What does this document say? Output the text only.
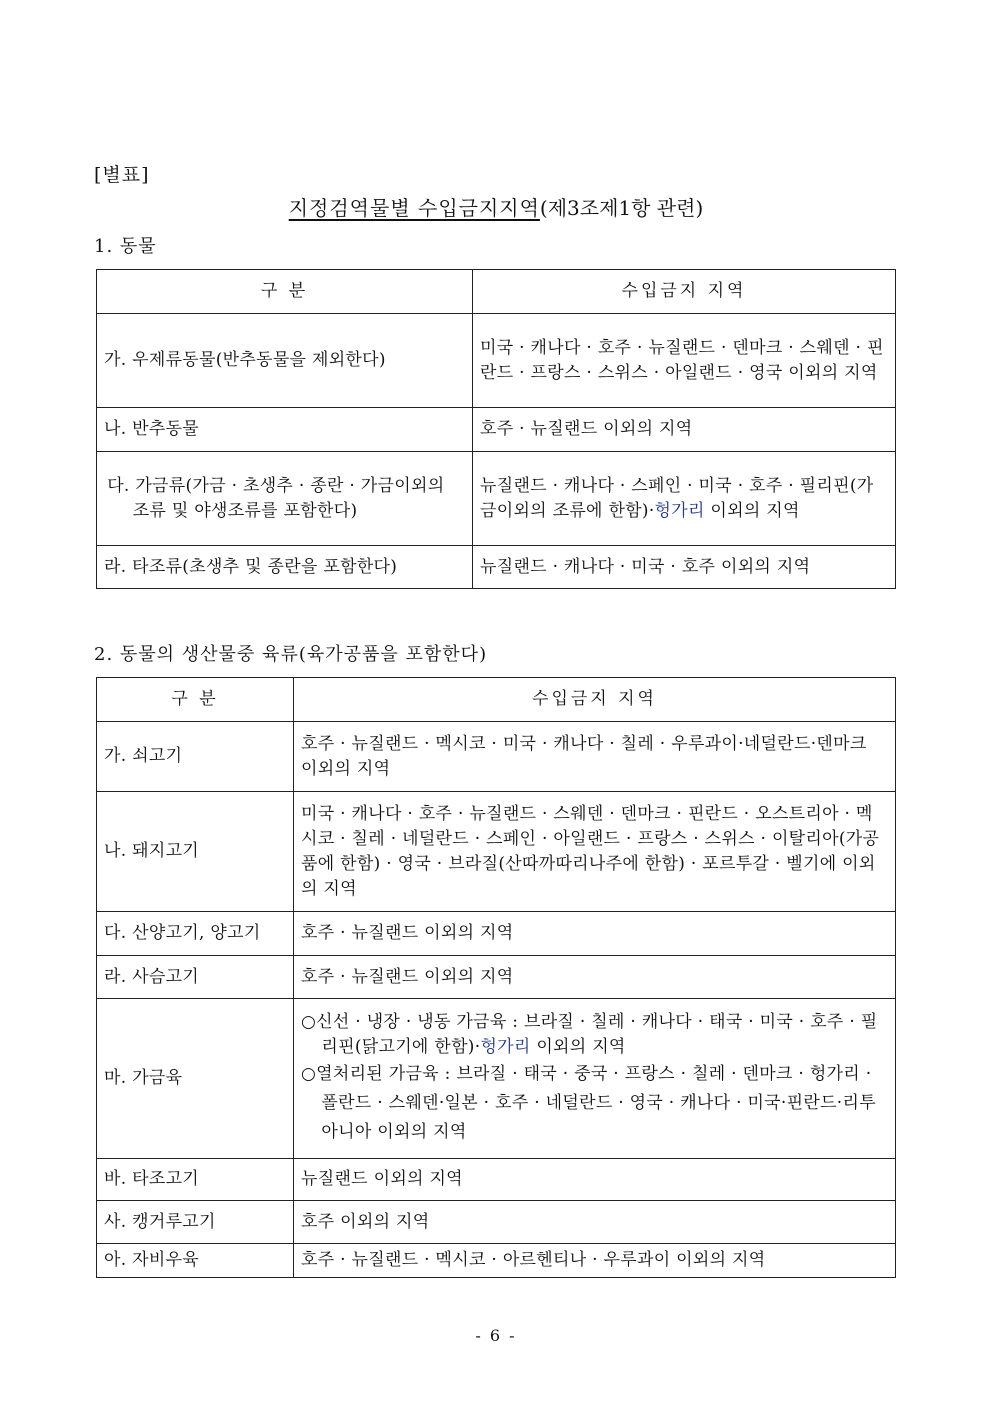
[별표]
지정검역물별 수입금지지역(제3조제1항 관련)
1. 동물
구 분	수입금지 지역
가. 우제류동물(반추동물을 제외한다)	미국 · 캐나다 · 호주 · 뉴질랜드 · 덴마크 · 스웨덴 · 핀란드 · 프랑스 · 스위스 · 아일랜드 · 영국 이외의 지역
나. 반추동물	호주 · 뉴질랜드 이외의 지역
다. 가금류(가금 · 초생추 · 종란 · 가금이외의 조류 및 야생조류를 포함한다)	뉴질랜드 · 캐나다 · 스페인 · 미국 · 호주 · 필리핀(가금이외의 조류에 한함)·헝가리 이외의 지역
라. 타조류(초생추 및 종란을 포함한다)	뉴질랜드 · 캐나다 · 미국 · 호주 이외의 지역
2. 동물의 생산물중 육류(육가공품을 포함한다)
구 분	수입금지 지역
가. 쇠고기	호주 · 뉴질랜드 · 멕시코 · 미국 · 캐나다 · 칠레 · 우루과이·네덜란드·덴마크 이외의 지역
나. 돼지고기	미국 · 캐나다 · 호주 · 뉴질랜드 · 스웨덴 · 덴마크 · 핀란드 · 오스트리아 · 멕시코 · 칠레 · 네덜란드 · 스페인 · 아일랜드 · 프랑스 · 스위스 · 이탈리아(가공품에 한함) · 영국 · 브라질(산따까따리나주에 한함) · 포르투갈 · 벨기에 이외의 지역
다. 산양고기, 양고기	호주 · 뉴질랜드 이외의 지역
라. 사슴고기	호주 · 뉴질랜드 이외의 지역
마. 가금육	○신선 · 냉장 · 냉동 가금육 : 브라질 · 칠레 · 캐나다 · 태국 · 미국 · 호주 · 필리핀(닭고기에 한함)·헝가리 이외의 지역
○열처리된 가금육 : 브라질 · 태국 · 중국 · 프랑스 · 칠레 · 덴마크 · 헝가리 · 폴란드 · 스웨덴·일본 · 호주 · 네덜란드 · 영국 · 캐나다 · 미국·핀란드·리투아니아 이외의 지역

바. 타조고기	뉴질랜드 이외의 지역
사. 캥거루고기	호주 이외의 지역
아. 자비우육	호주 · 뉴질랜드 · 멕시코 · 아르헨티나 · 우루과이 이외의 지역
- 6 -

———

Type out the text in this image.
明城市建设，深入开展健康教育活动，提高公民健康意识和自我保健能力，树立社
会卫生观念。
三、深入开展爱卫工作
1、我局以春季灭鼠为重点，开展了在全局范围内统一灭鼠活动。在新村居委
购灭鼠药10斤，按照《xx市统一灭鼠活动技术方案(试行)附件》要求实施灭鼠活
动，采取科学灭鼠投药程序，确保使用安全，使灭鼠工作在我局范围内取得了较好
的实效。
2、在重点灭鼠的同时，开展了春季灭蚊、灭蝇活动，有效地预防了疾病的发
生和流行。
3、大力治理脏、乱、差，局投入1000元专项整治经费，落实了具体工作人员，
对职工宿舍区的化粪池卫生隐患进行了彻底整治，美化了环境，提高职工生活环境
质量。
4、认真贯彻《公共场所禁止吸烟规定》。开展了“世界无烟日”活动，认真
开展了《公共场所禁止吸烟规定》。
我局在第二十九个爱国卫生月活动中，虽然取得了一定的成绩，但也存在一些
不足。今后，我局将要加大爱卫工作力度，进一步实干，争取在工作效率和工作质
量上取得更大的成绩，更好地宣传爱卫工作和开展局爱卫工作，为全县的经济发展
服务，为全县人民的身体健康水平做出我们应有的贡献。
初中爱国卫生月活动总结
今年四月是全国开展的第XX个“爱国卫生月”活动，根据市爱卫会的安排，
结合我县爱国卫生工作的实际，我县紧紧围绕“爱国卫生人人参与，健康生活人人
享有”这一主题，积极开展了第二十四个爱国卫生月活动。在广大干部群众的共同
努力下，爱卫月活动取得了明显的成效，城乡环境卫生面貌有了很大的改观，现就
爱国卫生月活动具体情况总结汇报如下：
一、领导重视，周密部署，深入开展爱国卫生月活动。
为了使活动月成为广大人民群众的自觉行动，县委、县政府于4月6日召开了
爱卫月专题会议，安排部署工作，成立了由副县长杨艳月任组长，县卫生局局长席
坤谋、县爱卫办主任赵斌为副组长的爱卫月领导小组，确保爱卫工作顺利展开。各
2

———

PROMPT ▸
Copy every single line of the material above that holds "포함한다".

ANSWER TO THIS TASK ▸
다. 가금류(가금 · 초생추 · 종란 · 가금이외의 조류 및 야생조류를 포함한다)	뉴질랜드 · 캐나다 · 스페인 · 미국 · 호주 · 필리핀(가금이외의 조류에 한함)·헝가리 이외의 지역
라. 타조류(초생추 및 종란을 포함한다)	뉴질랜드 · 캐나다 · 미국 · 호주 이외의 지역
2. 동물의 생산물중 육류(육가공품을 포함한다)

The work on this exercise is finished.